Exercise data:
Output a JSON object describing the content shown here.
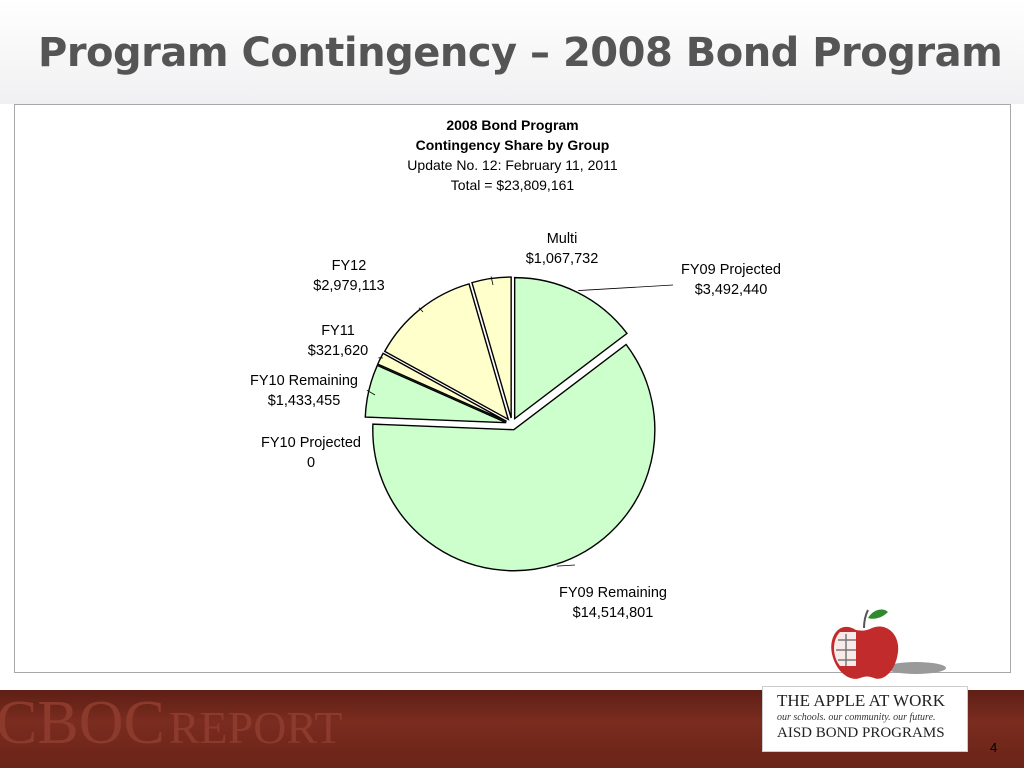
{
  "slide": {
    "title": "Program Contingency – 2008 Bond Program",
    "page_number": "4"
  },
  "footer": {
    "report_word1": "CBOC",
    "report_word2": "REPORT",
    "badge_line1": "THE APPLE AT WORK",
    "badge_line2": "our schools. our community. our future.",
    "badge_line3": "AISD BOND PROGRAMS"
  },
  "chart_data": {
    "type": "pie",
    "title_lines": [
      "2008 Bond Program",
      "Contingency Share by Group",
      "Update No. 12: February 11, 2011",
      "Total = $23,809,161"
    ],
    "slices": [
      {
        "name": "FY09 Projected",
        "value": 3492440,
        "value_label": "$3,492,440",
        "color": "#ccffcc"
      },
      {
        "name": "FY09 Remaining",
        "value": 14514801,
        "value_label": "$14,514,801",
        "color": "#ccffcc"
      },
      {
        "name": "FY10 Projected",
        "value": 0,
        "value_label": "0",
        "color": "#ccffcc"
      },
      {
        "name": "FY10 Remaining",
        "value": 1433455,
        "value_label": "$1,433,455",
        "color": "#ccffcc"
      },
      {
        "name": "FY11",
        "value": 321620,
        "value_label": "$321,620",
        "color": "#ffffcc"
      },
      {
        "name": "FY12",
        "value": 2979113,
        "value_label": "$2,979,113",
        "color": "#ffffcc"
      },
      {
        "name": "Multi",
        "value": 1067732,
        "value_label": "$1,067,732",
        "color": "#ffffcc"
      }
    ]
  }
}
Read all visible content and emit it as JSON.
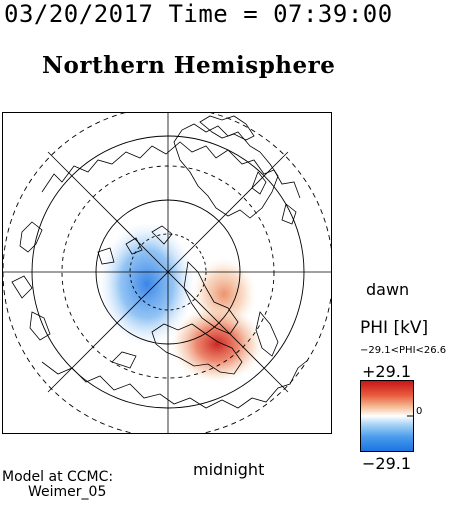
{
  "header": {
    "time_title": "03/20/2017 Time = 07:39:00",
    "hemisphere_title": "Northern Hemisphere"
  },
  "map": {
    "dawn_label": "dawn",
    "midnight_label": "midnight",
    "colors": {
      "negative": "#3f8fe8",
      "positive": "#d62a1e",
      "frame": "#000000"
    }
  },
  "legend": {
    "phi_title": "PHI [kV]",
    "phi_range": "−29.1<PHI<26.6",
    "max_label": "+29.1",
    "zero_label": "0",
    "min_label": "−29.1"
  },
  "footer": {
    "model_line1": "Model at CCMC:",
    "model_line2": "Weimer_05"
  }
}
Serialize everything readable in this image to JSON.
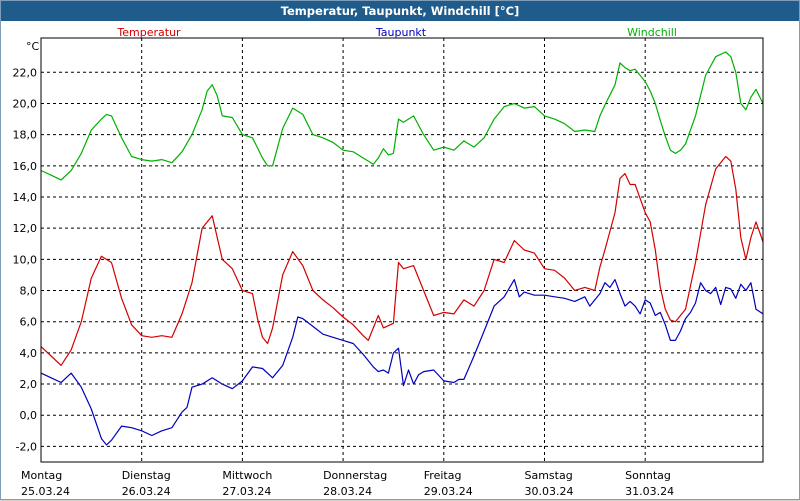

Task objective:
Search the data for "name" and list every line in which it occurs.

Correct response:
        "name": "FY09 Projected",
        "name": "FY09 Remaining",
        "name": "FY10 Projected",
        "name": "FY10 Remaining",
        "name": "FY11",
        "name": "FY12",
        "name": "Multi",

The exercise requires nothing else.